Task brief -
Extend the letterboxing blog excerpt below by writing what comes right after its last line about the messy logbooks.

Page excerpt -

Thursday, July 20, 2006

Channeling Tess

The test of literature is, I suppose, whether we ourselves live more intensely for the reading of it."
-Elizabeth Drew


Laura Lippman, one of my favorite writers, is on tour promoting No Good Deeds, and I noticed she had an appearance scheduled at the Skokie Public Library. Whether or not you enjoy mysteries, read her To the Power of Three for its mastery of point of view and character development. If you're always looking for a good mystery, you'll also enjoy By a Spider's Thread featuring her private investigator, Tess Monaghan.

I cleared my day and drove two hours to find I had arrived an hour early—a perfect opportunity to find coffee beans' Spare Time letterbox. Still early, I took the rest of my spare time to write in the cool of the auditorium as I waited. I was interrupted by a woman asking if I had checked in. "I wasn't aware that I had to check in."

As it turned out, this appearance not only required an admission fee but was a closed meeting. I had invested too much to leave meekly, so I emulated Tess Monaghan, unabashedly talking my way in. Such a small victory, really, but so exhilarating.

Saturday, July 15, 2006

Anniversary in the Countryside


Gibralter Rock—We push against the palpable, humid 98° gravity as we ascend. Underfoot, grasses and wildflowers patiently shove apart the steep old road, twining toward the light as if parting the crowding asphalt in very slow motion.

Standing atop the hard dolomite capping the softer, more fragile sandstone bluff, we look below to the river and the bog, the cedars and the red oak—the entire life of the valley lies beneath our feet. We look up to the hawks lazily rising on the the warm invisible air of the flawless skies—skies that loft a ghostly moon and his bright sister sun.

Between sky and rock we strive and we rest, steering a middle course on the trail, in our lives and through our marriage—equally grateful for the blessings of our life, the small triumphs, the daily struggles, the patient perseverance, the splendor in the sky.

Thursday, July 13, 2006

Fighting the Tyrrany of the Logbook

Until recently, I felt as if I've been a prisoner of the blank white rectangle. When I realized I would not have some wonderful anectdote or reflection on each letterbox I visited, I just started stamping into my logbook in order—generally including a note of the date, but not much else. My logbooks didn't evoke much response when I looked through them.
I like a chronological logbook too. It's like my own letterboxing diary and I love leafing back through it. I just look wistfully at some of those gorgeous neat and clean, lined with tissue paper books. *sigh* My logbooks definately are of a guerilla boxer. Inky fingerprints, smudged images restamped, notes written all over...

Material shown -
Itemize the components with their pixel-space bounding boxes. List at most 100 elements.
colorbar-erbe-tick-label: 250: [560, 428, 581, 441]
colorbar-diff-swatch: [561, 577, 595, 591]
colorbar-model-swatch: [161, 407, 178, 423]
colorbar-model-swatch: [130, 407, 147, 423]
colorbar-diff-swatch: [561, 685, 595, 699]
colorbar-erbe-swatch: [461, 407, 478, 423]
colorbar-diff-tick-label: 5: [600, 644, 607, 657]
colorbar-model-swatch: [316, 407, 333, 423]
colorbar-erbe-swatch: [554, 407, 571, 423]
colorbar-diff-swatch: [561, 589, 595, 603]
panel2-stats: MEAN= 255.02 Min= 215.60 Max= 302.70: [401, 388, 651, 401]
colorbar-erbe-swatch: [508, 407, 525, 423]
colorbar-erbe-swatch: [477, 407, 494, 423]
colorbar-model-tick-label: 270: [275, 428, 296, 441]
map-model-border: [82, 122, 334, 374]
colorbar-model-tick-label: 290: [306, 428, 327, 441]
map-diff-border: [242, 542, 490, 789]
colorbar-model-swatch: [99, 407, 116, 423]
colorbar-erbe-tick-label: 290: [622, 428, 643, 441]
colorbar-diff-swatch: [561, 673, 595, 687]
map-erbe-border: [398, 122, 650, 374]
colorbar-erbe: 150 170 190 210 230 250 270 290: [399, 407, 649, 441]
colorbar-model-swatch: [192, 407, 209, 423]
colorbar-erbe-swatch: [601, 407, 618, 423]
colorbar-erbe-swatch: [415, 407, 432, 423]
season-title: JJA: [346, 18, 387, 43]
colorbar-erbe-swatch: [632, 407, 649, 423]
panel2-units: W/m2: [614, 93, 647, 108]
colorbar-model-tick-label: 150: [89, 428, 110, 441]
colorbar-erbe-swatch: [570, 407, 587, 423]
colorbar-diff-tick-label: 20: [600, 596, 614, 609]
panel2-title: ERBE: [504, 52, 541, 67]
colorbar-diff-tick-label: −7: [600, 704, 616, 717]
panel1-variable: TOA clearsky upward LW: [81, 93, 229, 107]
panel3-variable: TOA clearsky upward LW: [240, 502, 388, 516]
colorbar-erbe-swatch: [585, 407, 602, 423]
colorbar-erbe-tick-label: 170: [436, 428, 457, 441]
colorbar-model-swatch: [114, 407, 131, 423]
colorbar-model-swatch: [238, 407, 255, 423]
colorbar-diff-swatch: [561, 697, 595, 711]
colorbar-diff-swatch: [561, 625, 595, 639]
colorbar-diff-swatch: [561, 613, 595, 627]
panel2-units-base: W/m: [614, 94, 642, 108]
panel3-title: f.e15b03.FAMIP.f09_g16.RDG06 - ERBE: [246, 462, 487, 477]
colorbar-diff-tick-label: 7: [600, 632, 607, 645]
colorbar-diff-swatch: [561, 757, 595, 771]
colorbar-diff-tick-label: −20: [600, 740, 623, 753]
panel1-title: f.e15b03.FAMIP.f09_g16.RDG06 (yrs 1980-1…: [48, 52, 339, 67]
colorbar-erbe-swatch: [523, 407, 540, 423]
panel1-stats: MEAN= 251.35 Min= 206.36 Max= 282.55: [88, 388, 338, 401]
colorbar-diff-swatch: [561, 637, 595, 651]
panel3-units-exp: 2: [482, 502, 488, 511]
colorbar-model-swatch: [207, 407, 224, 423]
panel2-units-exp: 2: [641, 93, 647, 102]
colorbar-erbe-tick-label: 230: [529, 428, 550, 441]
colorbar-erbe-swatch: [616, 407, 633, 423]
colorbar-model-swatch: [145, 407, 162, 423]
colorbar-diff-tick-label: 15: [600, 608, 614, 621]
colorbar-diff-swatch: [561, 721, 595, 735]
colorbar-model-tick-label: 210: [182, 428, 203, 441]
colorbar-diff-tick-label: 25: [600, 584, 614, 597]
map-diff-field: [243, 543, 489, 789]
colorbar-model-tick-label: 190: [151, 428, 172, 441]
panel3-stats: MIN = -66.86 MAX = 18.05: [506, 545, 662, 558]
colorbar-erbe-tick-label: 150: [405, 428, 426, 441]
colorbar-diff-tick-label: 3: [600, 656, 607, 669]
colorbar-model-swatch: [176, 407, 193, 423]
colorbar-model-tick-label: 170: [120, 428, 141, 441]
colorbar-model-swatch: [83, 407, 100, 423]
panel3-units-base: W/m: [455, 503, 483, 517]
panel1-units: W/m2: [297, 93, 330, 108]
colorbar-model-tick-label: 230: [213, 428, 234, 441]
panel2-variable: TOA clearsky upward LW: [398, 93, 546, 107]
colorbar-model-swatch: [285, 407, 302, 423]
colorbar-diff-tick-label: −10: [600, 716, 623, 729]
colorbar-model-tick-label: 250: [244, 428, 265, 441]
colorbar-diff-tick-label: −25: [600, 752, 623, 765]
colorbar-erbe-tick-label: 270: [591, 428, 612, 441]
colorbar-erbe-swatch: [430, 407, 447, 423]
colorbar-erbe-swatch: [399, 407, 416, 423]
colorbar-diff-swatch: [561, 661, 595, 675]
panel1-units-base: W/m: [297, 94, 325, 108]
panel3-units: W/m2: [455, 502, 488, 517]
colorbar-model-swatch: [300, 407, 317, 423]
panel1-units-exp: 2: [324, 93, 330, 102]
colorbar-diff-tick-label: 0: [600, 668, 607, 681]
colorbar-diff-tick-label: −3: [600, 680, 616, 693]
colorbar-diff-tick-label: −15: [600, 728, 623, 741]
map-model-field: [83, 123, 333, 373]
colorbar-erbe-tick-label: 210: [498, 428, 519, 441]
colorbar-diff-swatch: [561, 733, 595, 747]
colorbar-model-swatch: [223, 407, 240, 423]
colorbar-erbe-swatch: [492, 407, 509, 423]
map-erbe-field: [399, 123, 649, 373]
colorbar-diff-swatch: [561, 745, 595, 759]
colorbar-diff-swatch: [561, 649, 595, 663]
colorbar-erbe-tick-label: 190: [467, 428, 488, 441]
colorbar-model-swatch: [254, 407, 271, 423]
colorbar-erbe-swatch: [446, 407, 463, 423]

Output below -
LockWench

I like her style. LockWench is unfettered by an impossible quest for perfection; she has really lived her letterboxing travels.

After a nature journaling workshop, I branched out in my logbook, giving me a way to enjoy my hikes even more. Although I'm no artist, no photographer, I sit and sketch or paint some small detail I encounter on my walk. When I'm with others who have little patience for me sitting and staring, I photograph beauty I admire yet fear to forget. Even though these pictures are not masterpieces, they compel me to really see and they help me to remember.

I've taken to stamping in at letterboxes on separate pieces of glossy paper; they take the ink beautifully, and I don't worry about messing up my logbook with a sloppy stamp. I'm also able to group the stamps thematically, putting a series together, for instance. When we attended the Wandering in Wonderland Great Lakes Gathering, I bought an inexpensive copy of Alice in Wonderland that had illustrations and plenty of white space. Rather than stamping in on pieces of paper, I stamped right into the book and asked other letterboxers to stamp in there too.

One of the attractions of letterboxing is the opportunities it presents for creativity. At first, I was happy to be bookbinding as I created logbooks. I enjoyed writing clues and the stories that went with them. Then, resigned to my crude carving efforts, I started producing better stamps. Now, I experiment with altered books, photography, sketching and painting. While I try my best, I've made my peace with imperfection and I take more risks. Isn't that the essence of creativity?